Written instruction
Rewrite the entries from the line with "dot-mark (613, 291, 624, 302)" up to and including the line with "matrix-cell (848, 555, 873, 580)", putting "x-mark" wherever "cross-mark" appears and keeping everything else the same.

Information given
## begin

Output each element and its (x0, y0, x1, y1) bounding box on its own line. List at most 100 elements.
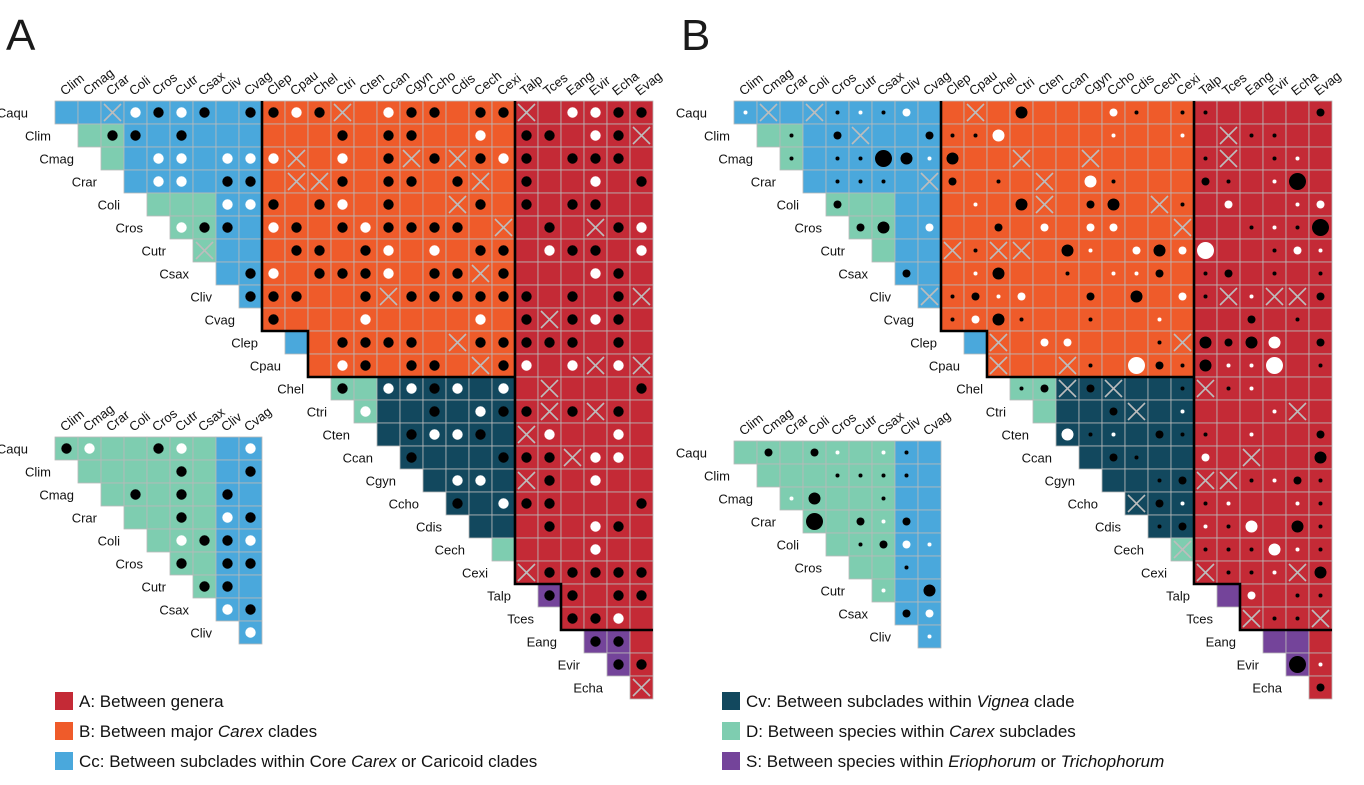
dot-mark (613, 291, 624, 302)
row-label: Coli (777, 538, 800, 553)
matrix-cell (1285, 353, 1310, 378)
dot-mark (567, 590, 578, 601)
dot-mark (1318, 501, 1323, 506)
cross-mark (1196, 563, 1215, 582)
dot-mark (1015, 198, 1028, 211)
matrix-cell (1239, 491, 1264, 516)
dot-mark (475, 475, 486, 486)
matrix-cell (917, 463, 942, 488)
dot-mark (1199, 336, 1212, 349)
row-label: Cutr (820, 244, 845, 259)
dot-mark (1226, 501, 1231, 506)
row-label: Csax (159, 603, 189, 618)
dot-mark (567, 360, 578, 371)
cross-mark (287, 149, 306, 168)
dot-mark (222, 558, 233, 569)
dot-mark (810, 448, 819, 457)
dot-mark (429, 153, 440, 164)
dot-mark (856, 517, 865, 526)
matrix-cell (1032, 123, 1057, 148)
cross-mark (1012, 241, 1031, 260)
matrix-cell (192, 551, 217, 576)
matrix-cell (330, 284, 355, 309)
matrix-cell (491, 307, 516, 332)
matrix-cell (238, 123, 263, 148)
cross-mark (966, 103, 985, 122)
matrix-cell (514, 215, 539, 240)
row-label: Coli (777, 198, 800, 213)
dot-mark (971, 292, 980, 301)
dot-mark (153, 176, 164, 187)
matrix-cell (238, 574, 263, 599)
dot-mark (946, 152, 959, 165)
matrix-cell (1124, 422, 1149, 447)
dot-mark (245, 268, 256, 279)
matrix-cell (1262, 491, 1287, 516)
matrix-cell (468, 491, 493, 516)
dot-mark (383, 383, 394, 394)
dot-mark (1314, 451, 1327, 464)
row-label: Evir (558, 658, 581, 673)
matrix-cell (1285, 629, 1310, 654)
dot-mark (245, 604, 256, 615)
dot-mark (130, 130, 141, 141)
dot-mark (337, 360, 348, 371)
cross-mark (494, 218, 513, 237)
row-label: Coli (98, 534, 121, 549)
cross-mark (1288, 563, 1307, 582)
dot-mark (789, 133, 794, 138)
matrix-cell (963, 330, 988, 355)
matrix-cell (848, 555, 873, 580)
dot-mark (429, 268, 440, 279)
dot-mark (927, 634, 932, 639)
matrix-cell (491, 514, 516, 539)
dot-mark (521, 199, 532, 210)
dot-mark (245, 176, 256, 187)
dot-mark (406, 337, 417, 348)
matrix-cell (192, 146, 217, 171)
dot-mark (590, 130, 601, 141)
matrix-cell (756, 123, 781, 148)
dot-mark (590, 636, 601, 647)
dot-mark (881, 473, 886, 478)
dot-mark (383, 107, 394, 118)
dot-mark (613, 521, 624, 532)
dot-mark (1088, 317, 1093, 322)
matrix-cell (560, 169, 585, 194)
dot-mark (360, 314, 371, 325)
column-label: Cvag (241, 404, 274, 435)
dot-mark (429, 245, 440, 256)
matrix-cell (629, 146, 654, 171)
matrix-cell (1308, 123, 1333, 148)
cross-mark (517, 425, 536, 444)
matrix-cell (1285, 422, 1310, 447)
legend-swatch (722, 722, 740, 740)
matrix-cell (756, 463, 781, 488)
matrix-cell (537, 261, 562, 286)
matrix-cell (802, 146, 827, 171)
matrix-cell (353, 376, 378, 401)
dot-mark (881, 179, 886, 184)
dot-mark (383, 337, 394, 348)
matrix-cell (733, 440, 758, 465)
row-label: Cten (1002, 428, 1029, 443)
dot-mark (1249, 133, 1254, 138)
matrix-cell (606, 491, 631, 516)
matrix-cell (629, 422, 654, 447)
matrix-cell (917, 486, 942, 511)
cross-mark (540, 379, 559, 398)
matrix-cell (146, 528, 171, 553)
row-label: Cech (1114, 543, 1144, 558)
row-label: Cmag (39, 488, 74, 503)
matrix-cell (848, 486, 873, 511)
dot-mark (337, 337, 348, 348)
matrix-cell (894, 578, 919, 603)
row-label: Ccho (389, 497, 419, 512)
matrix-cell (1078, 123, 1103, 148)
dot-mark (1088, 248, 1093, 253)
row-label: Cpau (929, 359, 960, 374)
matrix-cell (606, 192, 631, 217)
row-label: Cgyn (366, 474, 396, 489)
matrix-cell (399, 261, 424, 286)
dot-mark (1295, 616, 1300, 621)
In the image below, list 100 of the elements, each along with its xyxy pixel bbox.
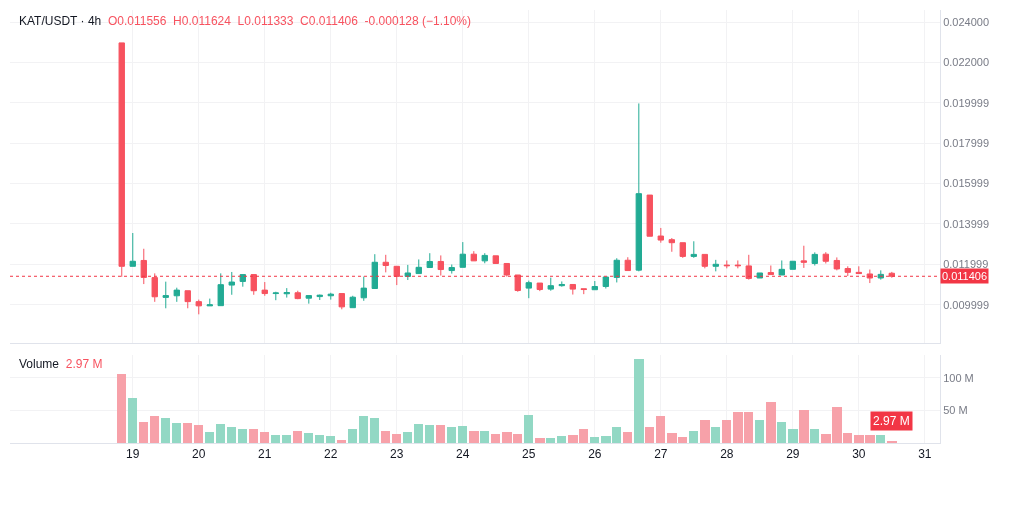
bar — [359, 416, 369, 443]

## end

Response to the task
dot-mark (613, 291, 624, 302)
row-label: Coli (777, 538, 800, 553)
matrix-cell (1285, 353, 1310, 378)
dot-mark (567, 590, 578, 601)
dot-mark (1318, 501, 1323, 506)
x-mark (1196, 563, 1215, 582)
dot-mark (1015, 198, 1028, 211)
matrix-cell (1239, 491, 1264, 516)
dot-mark (475, 475, 486, 486)
matrix-cell (917, 463, 942, 488)
dot-mark (1199, 336, 1212, 349)
row-label: Cutr (820, 244, 845, 259)
dot-mark (1226, 501, 1231, 506)
row-label: Csax (159, 603, 189, 618)
dot-mark (567, 360, 578, 371)
x-mark (287, 149, 306, 168)
dot-mark (222, 558, 233, 569)
dot-mark (810, 448, 819, 457)
dot-mark (429, 153, 440, 164)
dot-mark (856, 517, 865, 526)
matrix-cell (1032, 123, 1057, 148)
x-mark (1012, 241, 1031, 260)
matrix-cell (192, 551, 217, 576)
matrix-cell (330, 284, 355, 309)
matrix-cell (491, 307, 516, 332)
matrix-cell (238, 123, 263, 148)
x-mark (966, 103, 985, 122)
matrix-cell (514, 215, 539, 240)
row-label: Coli (777, 198, 800, 213)
dot-mark (971, 292, 980, 301)
dot-mark (153, 176, 164, 187)
matrix-cell (238, 574, 263, 599)
dot-mark (946, 152, 959, 165)
matrix-cell (1124, 422, 1149, 447)
dot-mark (245, 268, 256, 279)
matrix-cell (1262, 491, 1287, 516)
matrix-cell (468, 491, 493, 516)
dot-mark (383, 383, 394, 394)
dot-mark (1314, 451, 1327, 464)
row-label: Evir (558, 658, 581, 673)
matrix-cell (1285, 629, 1310, 654)
dot-mark (245, 604, 256, 615)
dot-mark (130, 130, 141, 141)
dot-mark (337, 360, 348, 371)
x-mark (494, 218, 513, 237)
row-label: Coli (98, 534, 121, 549)
x-mark (1288, 563, 1307, 582)
dot-mark (789, 133, 794, 138)
matrix-cell (963, 330, 988, 355)
matrix-cell (848, 555, 873, 580)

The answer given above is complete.